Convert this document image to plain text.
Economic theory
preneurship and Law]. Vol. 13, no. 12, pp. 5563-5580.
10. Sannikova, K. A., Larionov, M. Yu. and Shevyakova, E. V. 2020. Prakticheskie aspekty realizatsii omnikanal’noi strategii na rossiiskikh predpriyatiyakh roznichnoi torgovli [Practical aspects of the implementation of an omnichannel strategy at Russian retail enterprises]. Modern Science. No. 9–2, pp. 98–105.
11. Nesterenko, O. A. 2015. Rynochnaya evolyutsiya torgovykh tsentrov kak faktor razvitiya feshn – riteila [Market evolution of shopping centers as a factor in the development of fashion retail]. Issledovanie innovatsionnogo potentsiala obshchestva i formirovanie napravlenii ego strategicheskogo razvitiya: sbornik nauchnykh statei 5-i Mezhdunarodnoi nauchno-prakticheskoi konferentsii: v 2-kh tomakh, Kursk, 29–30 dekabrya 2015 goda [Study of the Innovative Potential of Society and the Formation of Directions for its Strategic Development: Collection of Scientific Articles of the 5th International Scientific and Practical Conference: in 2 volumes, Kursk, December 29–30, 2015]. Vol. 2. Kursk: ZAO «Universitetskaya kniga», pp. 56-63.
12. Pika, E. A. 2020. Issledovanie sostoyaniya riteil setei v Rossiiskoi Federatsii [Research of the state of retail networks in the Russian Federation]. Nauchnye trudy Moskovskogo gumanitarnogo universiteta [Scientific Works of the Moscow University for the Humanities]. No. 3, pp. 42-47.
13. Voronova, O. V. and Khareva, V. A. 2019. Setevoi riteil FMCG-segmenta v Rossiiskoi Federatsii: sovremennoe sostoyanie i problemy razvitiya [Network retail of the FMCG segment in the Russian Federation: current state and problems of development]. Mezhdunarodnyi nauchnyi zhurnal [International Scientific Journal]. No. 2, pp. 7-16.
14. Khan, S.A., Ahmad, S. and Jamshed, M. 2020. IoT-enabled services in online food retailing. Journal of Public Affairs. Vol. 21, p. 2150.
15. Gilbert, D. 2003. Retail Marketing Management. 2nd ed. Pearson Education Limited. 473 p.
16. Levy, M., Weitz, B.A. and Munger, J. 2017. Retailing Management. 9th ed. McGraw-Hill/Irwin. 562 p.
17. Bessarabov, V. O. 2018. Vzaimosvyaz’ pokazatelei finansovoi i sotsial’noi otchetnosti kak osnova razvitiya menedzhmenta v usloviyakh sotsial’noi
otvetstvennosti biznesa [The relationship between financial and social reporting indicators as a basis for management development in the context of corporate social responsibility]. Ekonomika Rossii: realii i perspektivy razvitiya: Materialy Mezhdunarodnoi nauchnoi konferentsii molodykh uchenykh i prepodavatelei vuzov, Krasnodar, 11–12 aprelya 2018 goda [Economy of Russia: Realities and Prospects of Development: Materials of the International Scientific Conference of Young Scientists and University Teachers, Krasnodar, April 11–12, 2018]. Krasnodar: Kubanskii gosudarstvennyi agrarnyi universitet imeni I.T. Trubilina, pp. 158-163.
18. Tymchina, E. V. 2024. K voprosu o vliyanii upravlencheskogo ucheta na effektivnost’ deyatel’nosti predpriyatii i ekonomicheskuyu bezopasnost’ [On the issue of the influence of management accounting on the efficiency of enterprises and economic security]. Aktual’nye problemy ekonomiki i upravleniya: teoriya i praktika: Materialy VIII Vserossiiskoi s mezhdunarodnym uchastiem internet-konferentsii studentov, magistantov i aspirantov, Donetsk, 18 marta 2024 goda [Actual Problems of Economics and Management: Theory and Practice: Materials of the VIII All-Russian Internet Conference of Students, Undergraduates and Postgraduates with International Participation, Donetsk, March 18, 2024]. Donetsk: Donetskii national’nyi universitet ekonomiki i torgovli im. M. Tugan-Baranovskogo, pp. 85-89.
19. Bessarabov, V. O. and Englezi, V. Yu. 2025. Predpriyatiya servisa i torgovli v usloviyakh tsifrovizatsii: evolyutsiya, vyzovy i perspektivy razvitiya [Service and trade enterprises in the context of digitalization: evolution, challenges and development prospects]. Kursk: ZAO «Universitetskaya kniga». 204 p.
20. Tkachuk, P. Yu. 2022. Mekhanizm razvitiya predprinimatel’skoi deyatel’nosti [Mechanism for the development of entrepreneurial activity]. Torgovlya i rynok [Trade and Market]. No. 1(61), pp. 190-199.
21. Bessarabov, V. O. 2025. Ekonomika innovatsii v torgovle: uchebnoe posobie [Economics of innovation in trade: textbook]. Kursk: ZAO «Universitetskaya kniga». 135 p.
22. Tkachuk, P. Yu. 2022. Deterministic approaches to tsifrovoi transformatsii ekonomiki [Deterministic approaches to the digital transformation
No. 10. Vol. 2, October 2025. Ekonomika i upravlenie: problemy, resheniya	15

§

_Written exercise_
From the listing above, return each line with the word "Tkachuk".

_Answer to the task_
20. Tkachuk, P. Yu. 2022. Mekhanizm razvitiya predprinimatel’skoi deyatel’nosti [Mechanism for the development of entrepreneurial activity]. Torgovlya i rynok [Trade and Market]. No. 1(61), pp. 190-199.
22. Tkachuk, P. Yu. 2022. Deterministic approaches to tsifrovoi transformatsii ekonomiki [Deterministic approaches to the digital transformation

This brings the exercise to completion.